> **THE TASK**: Give the number of lines in the data that contain "nhau", and nothing more.
** Begin DATA **
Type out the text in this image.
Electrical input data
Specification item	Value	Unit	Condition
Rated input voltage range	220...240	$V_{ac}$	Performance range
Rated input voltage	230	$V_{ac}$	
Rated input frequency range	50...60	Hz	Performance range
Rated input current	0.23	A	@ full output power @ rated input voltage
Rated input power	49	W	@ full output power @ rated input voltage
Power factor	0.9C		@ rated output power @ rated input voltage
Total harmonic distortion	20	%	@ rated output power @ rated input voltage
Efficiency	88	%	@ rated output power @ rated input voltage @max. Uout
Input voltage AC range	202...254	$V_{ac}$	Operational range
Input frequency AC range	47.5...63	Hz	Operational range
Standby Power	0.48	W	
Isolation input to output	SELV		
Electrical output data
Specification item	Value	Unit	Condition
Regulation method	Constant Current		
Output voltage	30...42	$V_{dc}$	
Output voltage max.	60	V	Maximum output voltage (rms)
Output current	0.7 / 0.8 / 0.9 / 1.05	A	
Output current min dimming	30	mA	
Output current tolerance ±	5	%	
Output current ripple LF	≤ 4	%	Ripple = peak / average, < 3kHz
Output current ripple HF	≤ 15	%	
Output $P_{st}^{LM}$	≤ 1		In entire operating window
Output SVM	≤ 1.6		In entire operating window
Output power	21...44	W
** End DATA **
** Begin DATA **
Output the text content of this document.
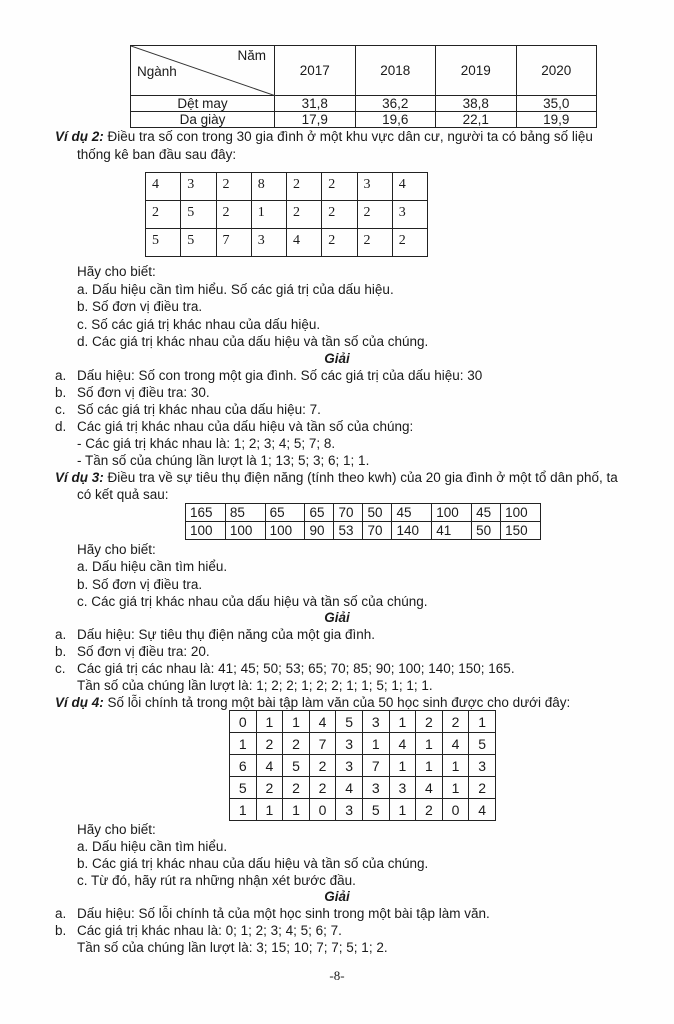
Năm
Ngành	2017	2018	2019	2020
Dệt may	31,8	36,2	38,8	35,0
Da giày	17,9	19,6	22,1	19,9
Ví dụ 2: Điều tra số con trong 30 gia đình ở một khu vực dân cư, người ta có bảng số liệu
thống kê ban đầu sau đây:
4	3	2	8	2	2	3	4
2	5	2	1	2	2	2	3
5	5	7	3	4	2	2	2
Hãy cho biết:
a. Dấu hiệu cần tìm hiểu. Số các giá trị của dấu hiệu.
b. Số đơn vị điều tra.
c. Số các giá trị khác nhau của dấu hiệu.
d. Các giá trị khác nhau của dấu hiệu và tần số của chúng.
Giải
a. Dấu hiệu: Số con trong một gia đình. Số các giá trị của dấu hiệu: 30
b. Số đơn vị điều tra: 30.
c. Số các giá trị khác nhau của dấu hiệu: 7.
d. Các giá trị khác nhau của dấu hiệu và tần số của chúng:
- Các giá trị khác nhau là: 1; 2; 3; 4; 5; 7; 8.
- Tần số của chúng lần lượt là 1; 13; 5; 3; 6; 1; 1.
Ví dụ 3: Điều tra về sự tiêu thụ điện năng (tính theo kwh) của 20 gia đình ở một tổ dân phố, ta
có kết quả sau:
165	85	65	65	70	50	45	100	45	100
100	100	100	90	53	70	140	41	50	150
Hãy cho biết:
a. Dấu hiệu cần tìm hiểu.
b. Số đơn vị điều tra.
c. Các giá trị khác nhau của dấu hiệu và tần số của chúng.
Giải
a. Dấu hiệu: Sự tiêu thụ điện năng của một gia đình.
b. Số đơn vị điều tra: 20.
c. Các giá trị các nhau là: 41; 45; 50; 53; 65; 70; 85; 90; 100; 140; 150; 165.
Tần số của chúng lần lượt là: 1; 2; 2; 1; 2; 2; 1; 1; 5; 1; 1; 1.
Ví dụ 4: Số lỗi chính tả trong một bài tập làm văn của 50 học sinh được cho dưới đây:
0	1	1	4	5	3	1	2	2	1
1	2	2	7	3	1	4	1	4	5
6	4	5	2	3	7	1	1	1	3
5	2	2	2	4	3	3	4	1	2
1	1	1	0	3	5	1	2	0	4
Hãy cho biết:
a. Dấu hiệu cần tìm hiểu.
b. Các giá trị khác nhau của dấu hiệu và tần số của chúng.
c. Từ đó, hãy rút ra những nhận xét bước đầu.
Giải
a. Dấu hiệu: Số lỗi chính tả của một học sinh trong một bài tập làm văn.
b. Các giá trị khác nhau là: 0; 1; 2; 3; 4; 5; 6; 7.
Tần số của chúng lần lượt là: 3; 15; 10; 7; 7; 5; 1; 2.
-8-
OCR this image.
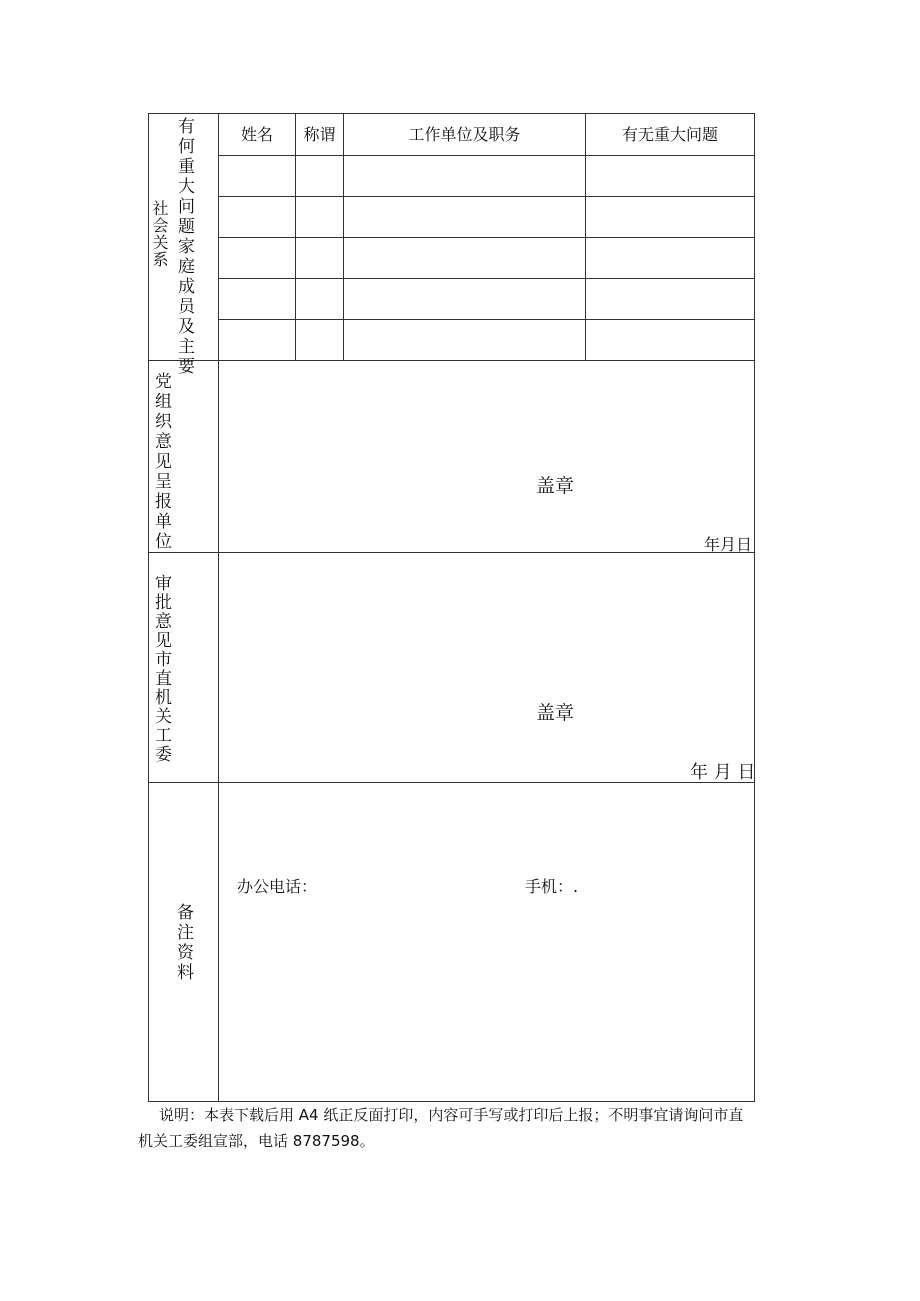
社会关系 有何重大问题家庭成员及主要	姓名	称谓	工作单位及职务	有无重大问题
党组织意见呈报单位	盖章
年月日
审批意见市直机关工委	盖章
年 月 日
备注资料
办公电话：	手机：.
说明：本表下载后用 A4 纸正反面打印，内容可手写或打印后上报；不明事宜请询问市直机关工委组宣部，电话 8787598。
** End DATA **
> **THE RESULT**: 9